All entries must be extracted exactly, with nothing added or dropped.

[Entries taken from a collection]
● ● ● ●

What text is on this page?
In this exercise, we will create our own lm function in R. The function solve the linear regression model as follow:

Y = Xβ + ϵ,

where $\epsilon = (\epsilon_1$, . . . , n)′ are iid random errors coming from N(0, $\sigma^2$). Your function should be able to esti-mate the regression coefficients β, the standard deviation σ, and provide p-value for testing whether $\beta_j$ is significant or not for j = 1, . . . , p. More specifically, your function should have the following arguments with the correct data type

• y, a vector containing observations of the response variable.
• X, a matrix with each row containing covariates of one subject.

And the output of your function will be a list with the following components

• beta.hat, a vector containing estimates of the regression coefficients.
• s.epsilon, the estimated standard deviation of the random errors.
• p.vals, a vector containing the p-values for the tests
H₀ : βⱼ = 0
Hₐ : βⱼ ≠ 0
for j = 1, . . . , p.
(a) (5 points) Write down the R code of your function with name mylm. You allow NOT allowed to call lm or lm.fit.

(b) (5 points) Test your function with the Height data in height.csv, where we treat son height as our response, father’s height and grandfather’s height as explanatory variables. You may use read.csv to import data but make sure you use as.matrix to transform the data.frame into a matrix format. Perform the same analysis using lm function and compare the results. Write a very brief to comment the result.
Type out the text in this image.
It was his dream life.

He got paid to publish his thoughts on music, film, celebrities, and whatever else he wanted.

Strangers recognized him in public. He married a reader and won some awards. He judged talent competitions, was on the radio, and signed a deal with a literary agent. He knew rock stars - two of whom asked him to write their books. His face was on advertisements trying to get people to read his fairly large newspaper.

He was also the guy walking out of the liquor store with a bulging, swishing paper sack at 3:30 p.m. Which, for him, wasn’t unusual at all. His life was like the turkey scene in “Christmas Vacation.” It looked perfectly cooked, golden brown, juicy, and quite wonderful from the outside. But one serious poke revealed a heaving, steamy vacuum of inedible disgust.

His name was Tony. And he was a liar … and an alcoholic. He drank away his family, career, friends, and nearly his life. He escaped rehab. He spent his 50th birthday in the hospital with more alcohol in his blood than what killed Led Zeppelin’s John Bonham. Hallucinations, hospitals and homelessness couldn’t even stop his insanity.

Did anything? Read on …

● ● ● ●

#### [Task answer]
What text is on this page?
In this exercise, we will create our own lm function in R. The function solve the linear regression model as follow:

Y = Xβ + ϵ,

where $\epsilon = (\epsilon_1$, . . . , n)′ are iid random errors coming from N(0, $\sigma^2$). Your function should be able to esti-mate the regression coefficients β, the standard deviation σ, and provide p-value for testing whether $\beta_j$ is significant or not for j = 1, . . . , p. More specifically, your function should have the following arguments with the correct data type

• y, a vector containing observations of the response variable.
• X, a matrix with each row containing covariates of one subject.

And the output of your function will be a list with the following components

• beta.hat, a vector containing estimates of the regression coefficients.
• s.epsilon, the estimated standard deviation of the random errors.
• p.vals, a vector containing the p-values for the tests
H₀ : βⱼ = 0
Hₐ : βⱼ ≠ 0
for j = 1, . . . , p.
(a) (5 points) Write down the R code of your function with name mylm. You allow NOT allowed to call lm or lm.fit.

(b) (5 points) Test your function with the Height data in height.csv, where we treat son height as our response, father’s height and grandfather’s height as explanatory variables. You may use read.csv to import data but make sure you use as.matrix to transform the data.frame into a matrix format. Perform the same analysis using lm function and compare the results. Write a very brief to comment the result.
Type out the text in this image.
It was his dream life.

He got paid to publish his thoughts on music, film, celebrities, and whatever else he wanted.

Strangers recognized him in public. He married a reader and won some awards. He judged talent competitions, was on the radio, and signed a deal with a literary agent. He knew rock stars - two of whom asked him to write their books. His face was on advertisements trying to get people to read his fairly large newspaper.

He was also the guy walking out of the liquor store with a bulging, swishing paper sack at 3:30 p.m. Which, for him, wasn’t unusual at all. His life was like the turkey scene in “Christmas Vacation.” It looked perfectly cooked, golden brown, juicy, and quite wonderful from the outside. But one serious poke revealed a heaving, steamy vacuum of inedible disgust.

His name was Tony. And he was a liar … and an alcoholic. He drank away his family, career, friends, and nearly his life. He escaped rehab. He spent his 50th birthday in the hospital with more alcohol in his blood than what killed Led Zeppelin’s John Bonham. Hallucinations, hospitals and homelessness couldn’t even stop his insanity.

Did anything? Read on …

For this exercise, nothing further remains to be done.